-- Figure record listings --
────

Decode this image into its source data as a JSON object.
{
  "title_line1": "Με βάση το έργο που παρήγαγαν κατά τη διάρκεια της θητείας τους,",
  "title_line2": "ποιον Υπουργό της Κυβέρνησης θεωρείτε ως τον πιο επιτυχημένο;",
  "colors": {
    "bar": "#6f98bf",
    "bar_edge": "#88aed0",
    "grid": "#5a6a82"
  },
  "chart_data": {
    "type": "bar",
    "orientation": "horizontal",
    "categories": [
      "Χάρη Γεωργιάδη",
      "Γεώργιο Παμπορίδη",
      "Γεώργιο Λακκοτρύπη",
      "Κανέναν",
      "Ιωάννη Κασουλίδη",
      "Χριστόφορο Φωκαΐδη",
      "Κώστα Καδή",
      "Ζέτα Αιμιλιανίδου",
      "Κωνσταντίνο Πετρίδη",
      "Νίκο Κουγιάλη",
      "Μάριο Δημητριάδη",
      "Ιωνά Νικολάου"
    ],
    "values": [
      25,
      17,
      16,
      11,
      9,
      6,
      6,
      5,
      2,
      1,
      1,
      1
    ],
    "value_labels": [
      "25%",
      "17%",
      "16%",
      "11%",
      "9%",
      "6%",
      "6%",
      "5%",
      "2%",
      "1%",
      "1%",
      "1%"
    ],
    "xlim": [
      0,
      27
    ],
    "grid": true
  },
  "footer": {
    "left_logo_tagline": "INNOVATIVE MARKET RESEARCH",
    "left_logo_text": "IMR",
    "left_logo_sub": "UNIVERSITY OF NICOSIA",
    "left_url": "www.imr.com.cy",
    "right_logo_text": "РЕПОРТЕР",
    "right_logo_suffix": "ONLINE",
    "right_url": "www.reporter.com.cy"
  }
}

────

-- Written instruction --
Extract the complete listing above, reproducing each line exactly.

-- Worked solution --
Decode this image into its source data as a JSON object.
{
  "title_line1": "Με βάση το έργο που παρήγαγαν κατά τη διάρκεια της θητείας τους,",
  "title_line2": "ποιον Υπουργό της Κυβέρνησης θεωρείτε ως τον πιο επιτυχημένο;",
  "colors": {
    "bar": "#6f98bf",
    "bar_edge": "#88aed0",
    "grid": "#5a6a82"
  },
  "chart_data": {
    "type": "bar",
    "orientation": "horizontal",
    "categories": [
      "Χάρη Γεωργιάδη",
      "Γεώργιο Παμπορίδη",
      "Γεώργιο Λακκοτρύπη",
      "Κανέναν",
      "Ιωάννη Κασουλίδη",
      "Χριστόφορο Φωκαΐδη",
      "Κώστα Καδή",
      "Ζέτα Αιμιλιανίδου",
      "Κωνσταντίνο Πετρίδη",
      "Νίκο Κουγιάλη",
      "Μάριο Δημητριάδη",
      "Ιωνά Νικολάου"
    ],
    "values": [
      25,
      17,
      16,
      11,
      9,
      6,
      6,
      5,
      2,
      1,
      1,
      1
    ],
    "value_labels": [
      "25%",
      "17%",
      "16%",
      "11%",
      "9%",
      "6%",
      "6%",
      "5%",
      "2%",
      "1%",
      "1%",
      "1%"
    ],
    "xlim": [
      0,
      27
    ],
    "grid": true
  },
  "footer": {
    "left_logo_tagline": "INNOVATIVE MARKET RESEARCH",
    "left_logo_text": "IMR",
    "left_logo_sub": "UNIVERSITY OF NICOSIA",
    "left_url": "www.imr.com.cy",
    "right_logo_text": "РЕПОРТЕР",
    "right_logo_suffix": "ONLINE",
    "right_url": "www.reporter.com.cy"
  }
}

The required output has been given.